Stated task →
Copy out lines with the word "ylabel" from the material that follows.

+++++

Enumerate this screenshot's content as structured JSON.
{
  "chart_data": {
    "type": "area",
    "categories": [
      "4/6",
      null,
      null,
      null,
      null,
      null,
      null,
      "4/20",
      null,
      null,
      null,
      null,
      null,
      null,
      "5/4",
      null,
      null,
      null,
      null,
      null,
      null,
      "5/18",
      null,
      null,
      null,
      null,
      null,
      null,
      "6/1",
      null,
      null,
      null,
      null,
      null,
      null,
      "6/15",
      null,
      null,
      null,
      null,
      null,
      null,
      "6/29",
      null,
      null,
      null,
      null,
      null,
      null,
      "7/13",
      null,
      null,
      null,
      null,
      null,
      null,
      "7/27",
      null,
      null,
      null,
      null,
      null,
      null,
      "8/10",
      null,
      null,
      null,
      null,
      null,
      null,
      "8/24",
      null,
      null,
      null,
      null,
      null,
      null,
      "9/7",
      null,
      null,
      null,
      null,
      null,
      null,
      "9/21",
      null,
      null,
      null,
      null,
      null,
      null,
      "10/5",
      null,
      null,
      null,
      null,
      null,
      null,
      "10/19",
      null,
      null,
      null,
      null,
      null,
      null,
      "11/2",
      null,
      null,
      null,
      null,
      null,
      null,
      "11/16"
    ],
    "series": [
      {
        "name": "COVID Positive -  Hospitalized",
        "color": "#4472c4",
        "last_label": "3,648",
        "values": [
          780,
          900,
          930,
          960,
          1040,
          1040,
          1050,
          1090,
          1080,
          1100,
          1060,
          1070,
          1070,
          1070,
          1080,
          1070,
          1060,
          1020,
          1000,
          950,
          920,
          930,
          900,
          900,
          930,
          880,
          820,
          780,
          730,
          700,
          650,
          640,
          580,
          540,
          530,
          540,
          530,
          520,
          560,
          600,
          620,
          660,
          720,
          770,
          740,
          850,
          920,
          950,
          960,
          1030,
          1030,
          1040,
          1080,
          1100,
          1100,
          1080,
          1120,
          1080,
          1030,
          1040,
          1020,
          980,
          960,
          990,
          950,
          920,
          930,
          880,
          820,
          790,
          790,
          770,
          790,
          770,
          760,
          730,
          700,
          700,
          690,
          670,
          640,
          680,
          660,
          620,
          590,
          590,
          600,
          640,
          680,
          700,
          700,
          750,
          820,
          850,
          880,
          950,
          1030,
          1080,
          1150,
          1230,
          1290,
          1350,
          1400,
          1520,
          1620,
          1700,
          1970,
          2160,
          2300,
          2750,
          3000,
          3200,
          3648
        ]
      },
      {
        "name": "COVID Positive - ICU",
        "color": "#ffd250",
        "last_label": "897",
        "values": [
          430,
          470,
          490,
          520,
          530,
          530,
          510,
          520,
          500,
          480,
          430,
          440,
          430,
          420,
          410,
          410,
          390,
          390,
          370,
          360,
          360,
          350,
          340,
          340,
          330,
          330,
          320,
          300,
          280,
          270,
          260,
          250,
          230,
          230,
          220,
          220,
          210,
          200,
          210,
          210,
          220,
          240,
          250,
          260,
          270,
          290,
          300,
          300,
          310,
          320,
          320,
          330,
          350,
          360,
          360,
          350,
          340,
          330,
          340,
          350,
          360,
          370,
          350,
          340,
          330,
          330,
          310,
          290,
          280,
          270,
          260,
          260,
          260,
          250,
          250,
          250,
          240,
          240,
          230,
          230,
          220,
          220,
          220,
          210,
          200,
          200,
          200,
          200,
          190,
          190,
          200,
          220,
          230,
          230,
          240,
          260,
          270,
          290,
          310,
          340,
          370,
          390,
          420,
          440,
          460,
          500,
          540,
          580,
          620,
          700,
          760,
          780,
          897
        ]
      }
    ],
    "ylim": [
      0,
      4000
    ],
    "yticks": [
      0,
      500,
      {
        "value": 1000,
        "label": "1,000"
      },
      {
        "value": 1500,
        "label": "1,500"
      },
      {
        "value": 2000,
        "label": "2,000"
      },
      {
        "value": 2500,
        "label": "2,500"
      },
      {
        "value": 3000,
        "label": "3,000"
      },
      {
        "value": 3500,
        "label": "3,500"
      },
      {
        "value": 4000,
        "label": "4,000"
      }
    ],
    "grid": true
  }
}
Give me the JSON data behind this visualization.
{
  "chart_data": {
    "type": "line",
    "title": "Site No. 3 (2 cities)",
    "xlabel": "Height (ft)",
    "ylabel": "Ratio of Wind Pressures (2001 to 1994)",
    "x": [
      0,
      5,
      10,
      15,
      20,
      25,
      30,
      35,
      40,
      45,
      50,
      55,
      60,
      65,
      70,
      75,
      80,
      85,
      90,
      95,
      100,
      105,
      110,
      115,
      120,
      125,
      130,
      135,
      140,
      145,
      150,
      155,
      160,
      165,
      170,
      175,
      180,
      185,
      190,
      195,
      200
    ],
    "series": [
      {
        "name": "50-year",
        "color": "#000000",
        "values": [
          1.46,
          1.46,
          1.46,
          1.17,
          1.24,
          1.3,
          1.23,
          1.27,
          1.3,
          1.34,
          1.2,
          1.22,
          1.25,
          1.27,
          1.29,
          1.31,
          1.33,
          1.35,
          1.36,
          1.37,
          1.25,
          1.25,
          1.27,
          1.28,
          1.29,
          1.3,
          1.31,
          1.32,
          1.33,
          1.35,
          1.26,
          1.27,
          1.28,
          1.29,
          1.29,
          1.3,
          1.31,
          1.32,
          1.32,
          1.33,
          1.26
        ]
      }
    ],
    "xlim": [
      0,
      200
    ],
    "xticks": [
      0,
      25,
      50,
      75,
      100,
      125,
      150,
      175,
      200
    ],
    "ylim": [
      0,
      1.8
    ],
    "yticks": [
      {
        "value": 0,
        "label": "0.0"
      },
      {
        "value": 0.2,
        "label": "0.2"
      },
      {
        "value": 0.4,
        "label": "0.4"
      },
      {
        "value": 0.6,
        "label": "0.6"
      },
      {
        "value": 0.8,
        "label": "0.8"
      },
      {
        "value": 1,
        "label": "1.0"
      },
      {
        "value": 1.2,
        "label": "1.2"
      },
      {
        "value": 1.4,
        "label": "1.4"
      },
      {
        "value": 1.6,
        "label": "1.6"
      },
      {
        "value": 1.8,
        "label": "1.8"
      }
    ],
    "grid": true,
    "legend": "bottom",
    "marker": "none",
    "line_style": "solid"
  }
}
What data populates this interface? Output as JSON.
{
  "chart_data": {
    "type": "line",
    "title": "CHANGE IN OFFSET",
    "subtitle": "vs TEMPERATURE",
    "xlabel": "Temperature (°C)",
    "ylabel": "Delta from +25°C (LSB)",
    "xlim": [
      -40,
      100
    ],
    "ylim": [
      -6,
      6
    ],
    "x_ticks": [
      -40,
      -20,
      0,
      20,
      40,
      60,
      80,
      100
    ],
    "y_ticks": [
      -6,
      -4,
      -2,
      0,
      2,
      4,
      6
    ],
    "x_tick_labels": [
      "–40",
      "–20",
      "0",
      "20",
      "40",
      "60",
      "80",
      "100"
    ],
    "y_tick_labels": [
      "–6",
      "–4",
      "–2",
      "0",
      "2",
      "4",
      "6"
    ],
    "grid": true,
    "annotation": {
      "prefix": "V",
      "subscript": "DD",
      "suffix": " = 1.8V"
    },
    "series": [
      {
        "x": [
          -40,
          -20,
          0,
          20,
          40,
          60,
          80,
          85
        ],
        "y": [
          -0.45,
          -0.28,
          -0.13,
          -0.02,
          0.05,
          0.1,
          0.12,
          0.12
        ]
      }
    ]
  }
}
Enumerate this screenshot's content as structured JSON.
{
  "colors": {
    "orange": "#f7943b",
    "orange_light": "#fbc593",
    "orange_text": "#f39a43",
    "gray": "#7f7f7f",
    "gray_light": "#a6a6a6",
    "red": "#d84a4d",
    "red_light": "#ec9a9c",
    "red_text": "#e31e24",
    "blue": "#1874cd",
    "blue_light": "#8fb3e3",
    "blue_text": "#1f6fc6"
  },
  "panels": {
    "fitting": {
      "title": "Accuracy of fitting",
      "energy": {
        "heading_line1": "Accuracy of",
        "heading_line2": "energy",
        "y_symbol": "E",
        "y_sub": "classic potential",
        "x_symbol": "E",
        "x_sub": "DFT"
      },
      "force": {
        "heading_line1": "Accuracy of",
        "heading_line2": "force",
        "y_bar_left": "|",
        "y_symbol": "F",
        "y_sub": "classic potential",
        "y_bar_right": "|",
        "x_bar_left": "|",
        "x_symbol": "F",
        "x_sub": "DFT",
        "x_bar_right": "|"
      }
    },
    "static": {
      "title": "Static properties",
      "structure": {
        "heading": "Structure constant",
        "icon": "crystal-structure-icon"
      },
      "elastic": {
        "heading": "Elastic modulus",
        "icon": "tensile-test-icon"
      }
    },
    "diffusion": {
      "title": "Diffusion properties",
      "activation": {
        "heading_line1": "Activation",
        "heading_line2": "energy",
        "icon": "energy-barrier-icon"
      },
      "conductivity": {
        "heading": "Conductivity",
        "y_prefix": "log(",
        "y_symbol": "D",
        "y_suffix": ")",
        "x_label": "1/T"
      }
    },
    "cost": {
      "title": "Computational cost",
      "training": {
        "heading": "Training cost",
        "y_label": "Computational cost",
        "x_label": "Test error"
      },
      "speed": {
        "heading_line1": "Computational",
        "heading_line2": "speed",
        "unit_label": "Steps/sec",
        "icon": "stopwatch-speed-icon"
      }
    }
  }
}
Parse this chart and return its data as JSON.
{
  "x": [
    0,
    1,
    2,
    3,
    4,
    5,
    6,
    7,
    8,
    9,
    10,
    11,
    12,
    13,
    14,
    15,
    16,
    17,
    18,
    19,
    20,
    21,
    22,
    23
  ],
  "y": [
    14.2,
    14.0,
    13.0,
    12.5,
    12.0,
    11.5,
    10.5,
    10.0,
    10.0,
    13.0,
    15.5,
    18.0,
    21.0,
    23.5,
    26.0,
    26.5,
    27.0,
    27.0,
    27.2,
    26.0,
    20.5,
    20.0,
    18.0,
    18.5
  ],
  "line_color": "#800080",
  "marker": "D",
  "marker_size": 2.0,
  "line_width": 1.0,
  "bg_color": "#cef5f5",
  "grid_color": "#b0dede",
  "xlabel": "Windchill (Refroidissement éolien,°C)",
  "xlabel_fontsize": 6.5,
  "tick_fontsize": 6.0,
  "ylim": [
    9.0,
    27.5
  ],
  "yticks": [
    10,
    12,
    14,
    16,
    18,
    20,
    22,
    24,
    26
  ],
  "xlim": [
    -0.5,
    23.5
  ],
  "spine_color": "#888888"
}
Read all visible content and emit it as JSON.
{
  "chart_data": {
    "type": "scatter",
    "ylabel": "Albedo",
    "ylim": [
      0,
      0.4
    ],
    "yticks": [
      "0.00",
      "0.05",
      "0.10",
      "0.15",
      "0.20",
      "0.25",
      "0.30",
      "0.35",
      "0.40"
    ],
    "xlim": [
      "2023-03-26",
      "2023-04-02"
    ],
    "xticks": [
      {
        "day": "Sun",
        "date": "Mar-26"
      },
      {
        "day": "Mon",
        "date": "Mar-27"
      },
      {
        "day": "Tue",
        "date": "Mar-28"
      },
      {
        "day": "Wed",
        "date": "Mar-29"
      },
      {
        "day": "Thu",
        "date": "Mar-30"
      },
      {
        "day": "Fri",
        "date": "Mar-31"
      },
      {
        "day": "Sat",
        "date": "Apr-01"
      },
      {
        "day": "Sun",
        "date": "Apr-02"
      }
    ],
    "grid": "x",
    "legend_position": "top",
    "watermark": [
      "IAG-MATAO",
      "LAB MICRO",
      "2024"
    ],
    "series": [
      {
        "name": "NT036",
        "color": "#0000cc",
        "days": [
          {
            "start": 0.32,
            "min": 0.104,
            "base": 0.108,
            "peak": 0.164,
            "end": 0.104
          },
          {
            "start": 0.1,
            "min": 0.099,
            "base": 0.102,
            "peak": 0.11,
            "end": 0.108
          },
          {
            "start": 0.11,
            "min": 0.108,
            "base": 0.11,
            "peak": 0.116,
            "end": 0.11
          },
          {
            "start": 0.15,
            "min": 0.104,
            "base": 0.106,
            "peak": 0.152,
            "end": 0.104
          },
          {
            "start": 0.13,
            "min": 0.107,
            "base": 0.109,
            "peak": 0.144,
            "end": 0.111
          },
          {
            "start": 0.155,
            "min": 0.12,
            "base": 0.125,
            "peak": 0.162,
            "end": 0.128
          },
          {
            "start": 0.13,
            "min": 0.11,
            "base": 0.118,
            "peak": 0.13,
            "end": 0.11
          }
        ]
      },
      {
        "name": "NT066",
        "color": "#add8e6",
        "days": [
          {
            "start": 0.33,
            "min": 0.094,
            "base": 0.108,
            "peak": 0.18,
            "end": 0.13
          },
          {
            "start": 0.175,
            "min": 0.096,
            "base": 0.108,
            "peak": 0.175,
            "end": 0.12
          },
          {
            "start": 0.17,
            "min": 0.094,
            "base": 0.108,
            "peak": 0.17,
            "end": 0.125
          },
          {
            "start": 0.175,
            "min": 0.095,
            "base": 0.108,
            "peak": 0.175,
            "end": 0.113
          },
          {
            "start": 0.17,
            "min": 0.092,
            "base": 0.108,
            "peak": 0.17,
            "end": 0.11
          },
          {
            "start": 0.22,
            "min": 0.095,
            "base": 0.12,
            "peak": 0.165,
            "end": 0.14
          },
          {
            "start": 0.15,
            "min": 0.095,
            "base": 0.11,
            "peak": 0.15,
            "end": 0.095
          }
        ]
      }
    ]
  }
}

+++++

Exercise answer →
    "ylabel": "Ratio of Wind Pressures (2001 to 1994)",
    "ylabel": "Delta from +25°C (LSB)",
    "ylabel": "Albedo",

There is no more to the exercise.